— START Data records —

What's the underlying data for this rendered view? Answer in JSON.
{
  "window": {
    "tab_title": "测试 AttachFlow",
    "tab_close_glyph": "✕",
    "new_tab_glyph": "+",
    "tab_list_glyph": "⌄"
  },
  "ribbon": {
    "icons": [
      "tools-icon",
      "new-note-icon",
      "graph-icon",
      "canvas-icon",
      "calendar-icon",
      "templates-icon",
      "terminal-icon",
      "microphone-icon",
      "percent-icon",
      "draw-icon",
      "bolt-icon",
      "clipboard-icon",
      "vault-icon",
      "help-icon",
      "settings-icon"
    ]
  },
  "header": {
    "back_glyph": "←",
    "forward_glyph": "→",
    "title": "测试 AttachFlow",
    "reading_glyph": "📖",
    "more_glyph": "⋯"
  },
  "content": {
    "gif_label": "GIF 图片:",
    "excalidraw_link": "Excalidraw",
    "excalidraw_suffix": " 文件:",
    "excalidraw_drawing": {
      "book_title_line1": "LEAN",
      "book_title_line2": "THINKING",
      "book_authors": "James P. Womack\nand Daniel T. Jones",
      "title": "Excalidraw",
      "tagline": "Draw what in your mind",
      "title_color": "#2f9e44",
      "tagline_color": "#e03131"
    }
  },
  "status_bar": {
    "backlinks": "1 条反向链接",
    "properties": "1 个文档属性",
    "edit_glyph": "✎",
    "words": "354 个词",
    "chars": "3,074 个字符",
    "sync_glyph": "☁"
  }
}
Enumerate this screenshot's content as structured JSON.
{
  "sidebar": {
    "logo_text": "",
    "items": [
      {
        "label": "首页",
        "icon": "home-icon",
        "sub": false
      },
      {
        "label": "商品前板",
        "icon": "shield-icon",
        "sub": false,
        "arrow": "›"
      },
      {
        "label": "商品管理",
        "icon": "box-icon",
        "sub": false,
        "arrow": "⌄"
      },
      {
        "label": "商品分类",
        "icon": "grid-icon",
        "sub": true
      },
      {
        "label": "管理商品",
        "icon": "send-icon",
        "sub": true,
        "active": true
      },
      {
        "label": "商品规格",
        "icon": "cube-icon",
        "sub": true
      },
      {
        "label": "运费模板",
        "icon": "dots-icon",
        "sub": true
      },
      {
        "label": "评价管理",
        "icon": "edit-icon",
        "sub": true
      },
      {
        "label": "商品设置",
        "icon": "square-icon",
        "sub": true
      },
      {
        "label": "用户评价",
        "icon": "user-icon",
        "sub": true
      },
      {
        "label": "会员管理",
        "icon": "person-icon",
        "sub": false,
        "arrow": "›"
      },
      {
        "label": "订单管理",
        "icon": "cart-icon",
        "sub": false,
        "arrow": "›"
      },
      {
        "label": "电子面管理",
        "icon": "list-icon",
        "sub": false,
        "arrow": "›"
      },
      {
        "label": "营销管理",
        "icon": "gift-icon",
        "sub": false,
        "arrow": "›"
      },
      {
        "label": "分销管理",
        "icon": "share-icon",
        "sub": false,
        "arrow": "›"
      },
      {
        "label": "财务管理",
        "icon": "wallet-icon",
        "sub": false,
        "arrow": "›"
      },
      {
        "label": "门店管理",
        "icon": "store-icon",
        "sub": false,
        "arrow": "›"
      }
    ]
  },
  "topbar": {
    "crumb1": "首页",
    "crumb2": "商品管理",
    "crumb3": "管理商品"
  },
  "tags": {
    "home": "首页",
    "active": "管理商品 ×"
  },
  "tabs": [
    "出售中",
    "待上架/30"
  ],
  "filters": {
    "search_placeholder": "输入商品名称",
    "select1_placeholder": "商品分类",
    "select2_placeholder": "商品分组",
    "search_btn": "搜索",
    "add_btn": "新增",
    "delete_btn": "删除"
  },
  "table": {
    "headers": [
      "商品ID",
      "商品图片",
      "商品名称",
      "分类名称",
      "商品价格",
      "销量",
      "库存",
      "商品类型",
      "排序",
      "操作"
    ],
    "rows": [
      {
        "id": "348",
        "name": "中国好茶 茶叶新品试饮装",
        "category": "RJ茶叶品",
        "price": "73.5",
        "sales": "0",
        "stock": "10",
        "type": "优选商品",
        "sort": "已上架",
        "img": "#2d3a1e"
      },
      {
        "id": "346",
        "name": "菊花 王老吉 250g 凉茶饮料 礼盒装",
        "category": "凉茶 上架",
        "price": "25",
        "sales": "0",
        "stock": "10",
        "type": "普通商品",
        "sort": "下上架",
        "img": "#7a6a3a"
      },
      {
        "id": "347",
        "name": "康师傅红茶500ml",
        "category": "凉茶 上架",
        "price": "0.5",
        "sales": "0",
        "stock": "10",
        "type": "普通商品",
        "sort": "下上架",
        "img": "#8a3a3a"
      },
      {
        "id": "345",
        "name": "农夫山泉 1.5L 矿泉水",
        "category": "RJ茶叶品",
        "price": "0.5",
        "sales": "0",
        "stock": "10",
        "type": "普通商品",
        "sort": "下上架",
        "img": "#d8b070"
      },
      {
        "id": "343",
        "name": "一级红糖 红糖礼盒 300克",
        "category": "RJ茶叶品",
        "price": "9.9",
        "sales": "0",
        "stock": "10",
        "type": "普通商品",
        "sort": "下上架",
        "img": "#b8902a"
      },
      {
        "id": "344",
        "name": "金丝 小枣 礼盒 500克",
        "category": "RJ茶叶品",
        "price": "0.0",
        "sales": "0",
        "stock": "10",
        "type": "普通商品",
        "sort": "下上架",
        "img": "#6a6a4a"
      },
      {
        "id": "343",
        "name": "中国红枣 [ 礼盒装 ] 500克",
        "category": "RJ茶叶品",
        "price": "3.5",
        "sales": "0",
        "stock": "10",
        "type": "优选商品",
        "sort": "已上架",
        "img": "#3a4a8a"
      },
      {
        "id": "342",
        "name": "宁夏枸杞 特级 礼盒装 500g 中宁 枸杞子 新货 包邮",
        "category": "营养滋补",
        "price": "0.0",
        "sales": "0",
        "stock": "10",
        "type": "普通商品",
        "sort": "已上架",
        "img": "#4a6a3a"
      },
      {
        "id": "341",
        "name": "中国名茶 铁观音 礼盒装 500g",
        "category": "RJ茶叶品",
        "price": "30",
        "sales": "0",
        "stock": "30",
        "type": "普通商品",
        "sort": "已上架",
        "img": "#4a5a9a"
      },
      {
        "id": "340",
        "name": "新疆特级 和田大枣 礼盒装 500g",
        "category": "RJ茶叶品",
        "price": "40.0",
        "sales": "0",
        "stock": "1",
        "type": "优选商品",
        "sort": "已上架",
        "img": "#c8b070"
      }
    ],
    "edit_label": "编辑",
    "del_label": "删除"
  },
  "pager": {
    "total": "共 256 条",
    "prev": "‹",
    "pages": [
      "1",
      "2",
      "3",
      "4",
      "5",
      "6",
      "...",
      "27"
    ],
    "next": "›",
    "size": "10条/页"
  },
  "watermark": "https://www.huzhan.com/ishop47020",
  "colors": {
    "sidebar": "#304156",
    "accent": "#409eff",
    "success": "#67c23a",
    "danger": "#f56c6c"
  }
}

— END Data records —

Task details
Return every line of the material exactly.

The completed task
What's the underlying data for this rendered view? Answer in JSON.
{
  "window": {
    "tab_title": "测试 AttachFlow",
    "tab_close_glyph": "✕",
    "new_tab_glyph": "+",
    "tab_list_glyph": "⌄"
  },
  "ribbon": {
    "icons": [
      "tools-icon",
      "new-note-icon",
      "graph-icon",
      "canvas-icon",
      "calendar-icon",
      "templates-icon",
      "terminal-icon",
      "microphone-icon",
      "percent-icon",
      "draw-icon",
      "bolt-icon",
      "clipboard-icon",
      "vault-icon",
      "help-icon",
      "settings-icon"
    ]
  },
  "header": {
    "back_glyph": "←",
    "forward_glyph": "→",
    "title": "测试 AttachFlow",
    "reading_glyph": "📖",
    "more_glyph": "⋯"
  },
  "content": {
    "gif_label": "GIF 图片:",
    "excalidraw_link": "Excalidraw",
    "excalidraw_suffix": " 文件:",
    "excalidraw_drawing": {
      "book_title_line1": "LEAN",
      "book_title_line2": "THINKING",
      "book_authors": "James P. Womack\nand Daniel T. Jones",
      "title": "Excalidraw",
      "tagline": "Draw what in your mind",
      "title_color": "#2f9e44",
      "tagline_color": "#e03131"
    }
  },
  "status_bar": {
    "backlinks": "1 条反向链接",
    "properties": "1 个文档属性",
    "edit_glyph": "✎",
    "words": "354 个词",
    "chars": "3,074 个字符",
    "sync_glyph": "☁"
  }
}
Enumerate this screenshot's content as structured JSON.
{
  "sidebar": {
    "logo_text": "",
    "items": [
      {
        "label": "首页",
        "icon": "home-icon",
        "sub": false
      },
      {
        "label": "商品前板",
        "icon": "shield-icon",
        "sub": false,
        "arrow": "›"
      },
      {
        "label": "商品管理",
        "icon": "box-icon",
        "sub": false,
        "arrow": "⌄"
      },
      {
        "label": "商品分类",
        "icon": "grid-icon",
        "sub": true
      },
      {
        "label": "管理商品",
        "icon": "send-icon",
        "sub": true,
        "active": true
      },
      {
        "label": "商品规格",
        "icon": "cube-icon",
        "sub": true
      },
      {
        "label": "运费模板",
        "icon": "dots-icon",
        "sub": true
      },
      {
        "label": "评价管理",
        "icon": "edit-icon",
        "sub": true
      },
      {
        "label": "商品设置",
        "icon": "square-icon",
        "sub": true
      },
      {
        "label": "用户评价",
        "icon": "user-icon",
        "sub": true
      },
      {
        "label": "会员管理",
        "icon": "person-icon",
        "sub": false,
        "arrow": "›"
      },
      {
        "label": "订单管理",
        "icon": "cart-icon",
        "sub": false,
        "arrow": "›"
      },
      {
        "label": "电子面管理",
        "icon": "list-icon",
        "sub": false,
        "arrow": "›"
      },
      {
        "label": "营销管理",
        "icon": "gift-icon",
        "sub": false,
        "arrow": "›"
      },
      {
        "label": "分销管理",
        "icon": "share-icon",
        "sub": false,
        "arrow": "›"
      },
      {
        "label": "财务管理",
        "icon": "wallet-icon",
        "sub": false,
        "arrow": "›"
      },
      {
        "label": "门店管理",
        "icon": "store-icon",
        "sub": false,
        "arrow": "›"
      }
    ]
  },
  "topbar": {
    "crumb1": "首页",
    "crumb2": "商品管理",
    "crumb3": "管理商品"
  },
  "tags": {
    "home": "首页",
    "active": "管理商品 ×"
  },
  "tabs": [
    "出售中",
    "待上架/30"
  ],
  "filters": {
    "search_placeholder": "输入商品名称",
    "select1_placeholder": "商品分类",
    "select2_placeholder": "商品分组",
    "search_btn": "搜索",
    "add_btn": "新增",
    "delete_btn": "删除"
  },
  "table": {
    "headers": [
      "商品ID",
      "商品图片",
      "商品名称",
      "分类名称",
      "商品价格",
      "销量",
      "库存",
      "商品类型",
      "排序",
      "操作"
    ],
    "rows": [
      {
        "id": "348",
        "name": "中国好茶 茶叶新品试饮装",
        "category": "RJ茶叶品",
        "price": "73.5",
        "sales": "0",
        "stock": "10",
        "type": "优选商品",
        "sort": "已上架",
        "img": "#2d3a1e"
      },
      {
        "id": "346",
        "name": "菊花 王老吉 250g 凉茶饮料 礼盒装",
        "category": "凉茶 上架",
        "price": "25",
        "sales": "0",
        "stock": "10",
        "type": "普通商品",
        "sort": "下上架",
        "img": "#7a6a3a"
      },
      {
        "id": "347",
        "name": "康师傅红茶500ml",
        "category": "凉茶 上架",
        "price": "0.5",
        "sales": "0",
        "stock": "10",
        "type": "普通商品",
        "sort": "下上架",
        "img": "#8a3a3a"
      },
      {
        "id": "345",
        "name": "农夫山泉 1.5L 矿泉水",
        "category": "RJ茶叶品",
        "price": "0.5",
        "sales": "0",
        "stock": "10",
        "type": "普通商品",
        "sort": "下上架",
        "img": "#d8b070"
      },
      {
        "id": "343",
        "name": "一级红糖 红糖礼盒 300克",
        "category": "RJ茶叶品",
        "price": "9.9",
        "sales": "0",
        "stock": "10",
        "type": "普通商品",
        "sort": "下上架",
        "img": "#b8902a"
      },
      {
        "id": "344",
        "name": "金丝 小枣 礼盒 500克",
        "category": "RJ茶叶品",
        "price": "0.0",
        "sales": "0",
        "stock": "10",
        "type": "普通商品",
        "sort": "下上架",
        "img": "#6a6a4a"
      },
      {
        "id": "343",
        "name": "中国红枣 [ 礼盒装 ] 500克",
        "category": "RJ茶叶品",
        "price": "3.5",
        "sales": "0",
        "stock": "10",
        "type": "优选商品",
        "sort": "已上架",
        "img": "#3a4a8a"
      },
      {
        "id": "342",
        "name": "宁夏枸杞 特级 礼盒装 500g 中宁 枸杞子 新货 包邮",
        "category": "营养滋补",
        "price": "0.0",
        "sales": "0",
        "stock": "10",
        "type": "普通商品",
        "sort": "已上架",
        "img": "#4a6a3a"
      },
      {
        "id": "341",
        "name": "中国名茶 铁观音 礼盒装 500g",
        "category": "RJ茶叶品",
        "price": "30",
        "sales": "0",
        "stock": "30",
        "type": "普通商品",
        "sort": "已上架",
        "img": "#4a5a9a"
      },
      {
        "id": "340",
        "name": "新疆特级 和田大枣 礼盒装 500g",
        "category": "RJ茶叶品",
        "price": "40.0",
        "sales": "0",
        "stock": "1",
        "type": "优选商品",
        "sort": "已上架",
        "img": "#c8b070"
      }
    ],
    "edit_label": "编辑",
    "del_label": "删除"
  },
  "pager": {
    "total": "共 256 条",
    "prev": "‹",
    "pages": [
      "1",
      "2",
      "3",
      "4",
      "5",
      "6",
      "...",
      "27"
    ],
    "next": "›",
    "size": "10条/页"
  },
  "watermark": "https://www.huzhan.com/ishop47020",
  "colors": {
    "sidebar": "#304156",
    "accent": "#409eff",
    "success": "#67c23a",
    "danger": "#f56c6c"
  }
}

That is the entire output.